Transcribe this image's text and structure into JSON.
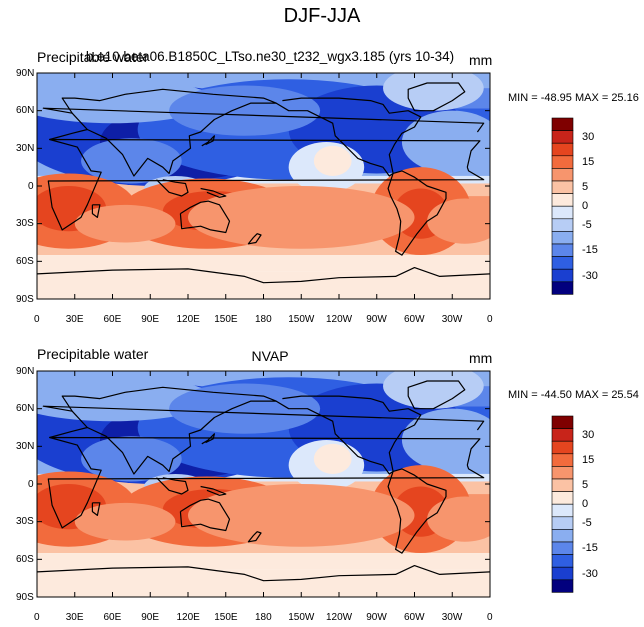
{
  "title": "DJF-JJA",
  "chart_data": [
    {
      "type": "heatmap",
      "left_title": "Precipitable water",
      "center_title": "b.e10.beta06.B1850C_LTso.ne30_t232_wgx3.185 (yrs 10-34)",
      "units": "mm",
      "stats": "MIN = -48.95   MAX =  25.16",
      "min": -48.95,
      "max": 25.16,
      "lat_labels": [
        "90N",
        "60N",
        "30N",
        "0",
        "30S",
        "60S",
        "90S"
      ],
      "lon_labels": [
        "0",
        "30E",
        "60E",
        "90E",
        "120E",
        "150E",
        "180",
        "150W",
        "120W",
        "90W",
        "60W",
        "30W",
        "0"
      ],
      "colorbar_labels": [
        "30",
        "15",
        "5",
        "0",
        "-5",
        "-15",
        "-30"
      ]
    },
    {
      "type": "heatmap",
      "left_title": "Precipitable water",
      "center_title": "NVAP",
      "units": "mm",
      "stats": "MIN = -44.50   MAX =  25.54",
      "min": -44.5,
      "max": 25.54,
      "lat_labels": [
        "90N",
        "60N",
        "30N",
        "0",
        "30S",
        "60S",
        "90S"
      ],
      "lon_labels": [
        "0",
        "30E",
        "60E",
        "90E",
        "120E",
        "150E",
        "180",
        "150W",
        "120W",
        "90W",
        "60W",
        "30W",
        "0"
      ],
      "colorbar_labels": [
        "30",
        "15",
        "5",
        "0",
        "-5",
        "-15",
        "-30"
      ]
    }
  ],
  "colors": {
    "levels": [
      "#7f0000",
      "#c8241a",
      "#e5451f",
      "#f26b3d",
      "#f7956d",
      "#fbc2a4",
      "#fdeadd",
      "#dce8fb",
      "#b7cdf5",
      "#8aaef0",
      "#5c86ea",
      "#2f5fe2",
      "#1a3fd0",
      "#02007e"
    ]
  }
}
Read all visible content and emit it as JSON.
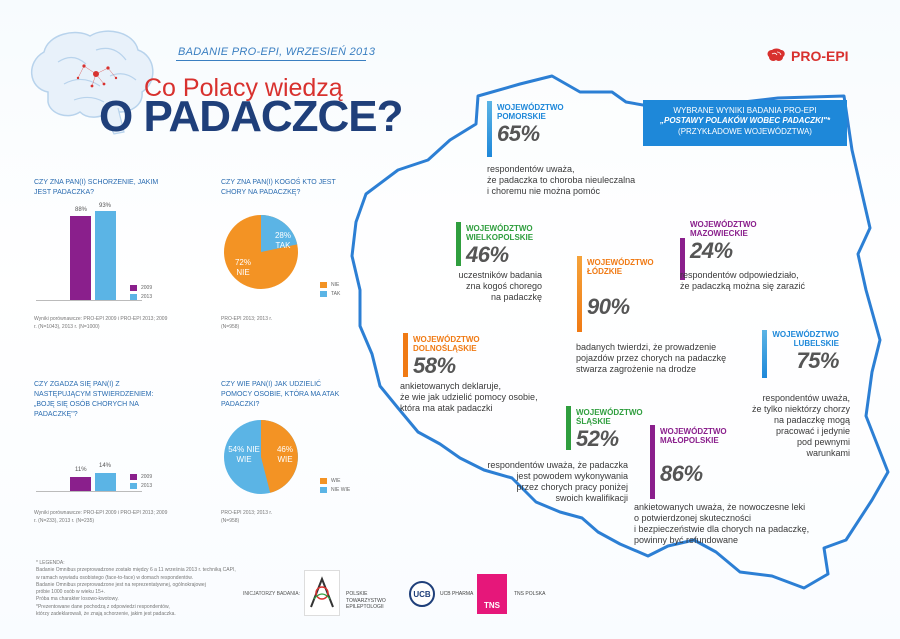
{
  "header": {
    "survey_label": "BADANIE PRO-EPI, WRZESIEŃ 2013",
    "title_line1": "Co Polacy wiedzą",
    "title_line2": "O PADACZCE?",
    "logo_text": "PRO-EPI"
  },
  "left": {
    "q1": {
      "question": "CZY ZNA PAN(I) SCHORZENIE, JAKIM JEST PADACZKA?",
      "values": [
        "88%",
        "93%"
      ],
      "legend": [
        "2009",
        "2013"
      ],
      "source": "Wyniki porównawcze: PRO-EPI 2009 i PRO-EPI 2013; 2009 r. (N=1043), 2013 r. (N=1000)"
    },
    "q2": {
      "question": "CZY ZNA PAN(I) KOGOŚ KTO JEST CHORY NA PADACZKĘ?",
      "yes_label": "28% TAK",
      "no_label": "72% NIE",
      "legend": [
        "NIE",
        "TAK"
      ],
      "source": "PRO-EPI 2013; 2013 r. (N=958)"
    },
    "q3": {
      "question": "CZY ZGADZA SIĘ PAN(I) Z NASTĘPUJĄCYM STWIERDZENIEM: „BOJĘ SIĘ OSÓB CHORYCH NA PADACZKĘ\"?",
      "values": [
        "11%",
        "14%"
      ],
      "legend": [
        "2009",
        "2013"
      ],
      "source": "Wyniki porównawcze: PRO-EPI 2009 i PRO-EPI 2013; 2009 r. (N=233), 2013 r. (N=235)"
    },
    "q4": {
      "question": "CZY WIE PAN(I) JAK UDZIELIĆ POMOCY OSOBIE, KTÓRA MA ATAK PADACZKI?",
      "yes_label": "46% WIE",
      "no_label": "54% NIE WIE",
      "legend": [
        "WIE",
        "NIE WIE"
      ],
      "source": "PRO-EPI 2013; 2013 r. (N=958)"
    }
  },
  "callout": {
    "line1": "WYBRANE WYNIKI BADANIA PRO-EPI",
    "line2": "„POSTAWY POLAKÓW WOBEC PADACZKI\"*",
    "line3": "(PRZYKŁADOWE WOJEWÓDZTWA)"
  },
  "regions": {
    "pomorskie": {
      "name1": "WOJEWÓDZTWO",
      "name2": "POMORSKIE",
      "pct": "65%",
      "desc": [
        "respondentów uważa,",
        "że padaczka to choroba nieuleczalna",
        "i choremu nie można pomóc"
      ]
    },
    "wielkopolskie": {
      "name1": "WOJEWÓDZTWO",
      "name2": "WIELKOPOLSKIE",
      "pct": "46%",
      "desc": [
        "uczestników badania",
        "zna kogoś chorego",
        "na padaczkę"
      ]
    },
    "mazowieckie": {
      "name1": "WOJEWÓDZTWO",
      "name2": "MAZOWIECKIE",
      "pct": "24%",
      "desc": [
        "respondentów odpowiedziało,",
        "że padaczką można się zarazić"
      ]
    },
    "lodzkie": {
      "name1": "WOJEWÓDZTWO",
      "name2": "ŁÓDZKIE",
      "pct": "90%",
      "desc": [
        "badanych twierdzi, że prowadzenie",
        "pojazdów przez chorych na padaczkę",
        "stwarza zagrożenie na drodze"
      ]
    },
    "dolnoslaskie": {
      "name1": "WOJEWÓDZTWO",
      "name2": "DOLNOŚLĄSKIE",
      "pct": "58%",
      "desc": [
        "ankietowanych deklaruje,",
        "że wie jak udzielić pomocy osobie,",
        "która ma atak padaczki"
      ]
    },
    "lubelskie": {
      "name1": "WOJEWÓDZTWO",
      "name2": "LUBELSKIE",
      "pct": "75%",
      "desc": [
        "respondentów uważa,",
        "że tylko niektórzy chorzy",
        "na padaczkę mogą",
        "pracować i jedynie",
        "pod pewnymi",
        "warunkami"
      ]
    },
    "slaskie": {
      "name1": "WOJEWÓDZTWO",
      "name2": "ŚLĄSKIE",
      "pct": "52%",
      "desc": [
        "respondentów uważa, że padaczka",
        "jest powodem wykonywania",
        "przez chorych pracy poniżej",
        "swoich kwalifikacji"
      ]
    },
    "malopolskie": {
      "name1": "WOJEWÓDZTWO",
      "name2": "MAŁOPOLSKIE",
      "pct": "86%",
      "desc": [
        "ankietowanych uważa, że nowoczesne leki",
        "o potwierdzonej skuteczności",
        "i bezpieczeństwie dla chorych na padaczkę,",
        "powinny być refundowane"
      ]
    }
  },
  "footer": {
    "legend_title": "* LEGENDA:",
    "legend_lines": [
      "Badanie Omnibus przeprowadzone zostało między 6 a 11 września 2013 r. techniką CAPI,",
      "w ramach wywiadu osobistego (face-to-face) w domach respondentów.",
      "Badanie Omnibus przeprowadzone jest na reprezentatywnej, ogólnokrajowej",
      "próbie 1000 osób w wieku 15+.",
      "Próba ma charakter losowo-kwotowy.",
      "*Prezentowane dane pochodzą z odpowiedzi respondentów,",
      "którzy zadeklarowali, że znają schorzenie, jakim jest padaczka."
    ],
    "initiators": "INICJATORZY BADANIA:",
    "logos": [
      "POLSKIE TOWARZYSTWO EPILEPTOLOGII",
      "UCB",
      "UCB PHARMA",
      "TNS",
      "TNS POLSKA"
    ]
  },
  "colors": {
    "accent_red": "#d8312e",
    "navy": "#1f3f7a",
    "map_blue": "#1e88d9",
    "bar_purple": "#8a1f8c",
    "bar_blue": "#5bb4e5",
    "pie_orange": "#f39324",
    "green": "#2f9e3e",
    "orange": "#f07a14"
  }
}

::::::::::

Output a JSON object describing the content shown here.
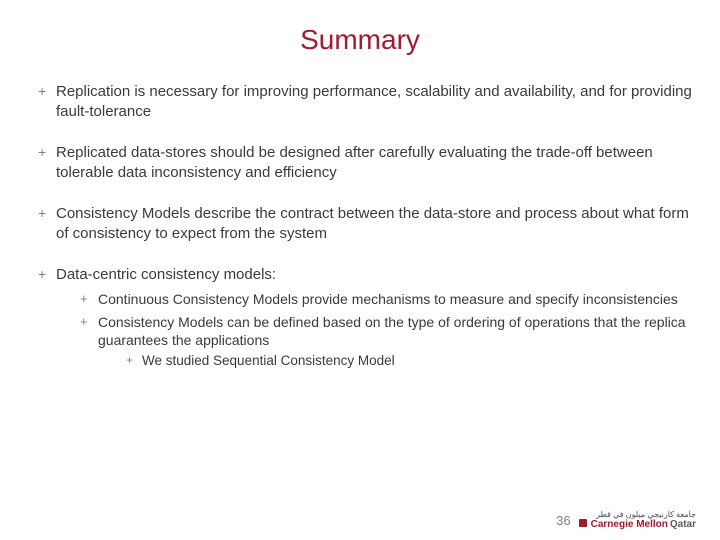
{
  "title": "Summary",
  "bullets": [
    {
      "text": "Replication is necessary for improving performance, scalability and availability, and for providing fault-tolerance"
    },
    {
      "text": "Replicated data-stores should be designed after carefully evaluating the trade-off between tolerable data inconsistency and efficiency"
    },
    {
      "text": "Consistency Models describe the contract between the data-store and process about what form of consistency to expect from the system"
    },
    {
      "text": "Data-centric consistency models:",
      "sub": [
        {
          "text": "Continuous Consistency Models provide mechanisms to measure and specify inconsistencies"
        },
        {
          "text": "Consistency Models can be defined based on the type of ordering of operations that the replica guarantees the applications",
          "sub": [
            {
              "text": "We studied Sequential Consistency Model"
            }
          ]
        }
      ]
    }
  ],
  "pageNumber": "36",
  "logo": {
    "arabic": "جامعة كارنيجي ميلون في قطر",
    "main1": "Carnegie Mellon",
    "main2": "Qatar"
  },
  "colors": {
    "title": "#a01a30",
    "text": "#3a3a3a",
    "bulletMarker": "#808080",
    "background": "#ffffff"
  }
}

::::::::::

AIM. Within the data above, pick out all lines holding the word "można".

FINISHED TASK.
        "i choremu nie można pomóc"
        "że padaczką można się zarazić"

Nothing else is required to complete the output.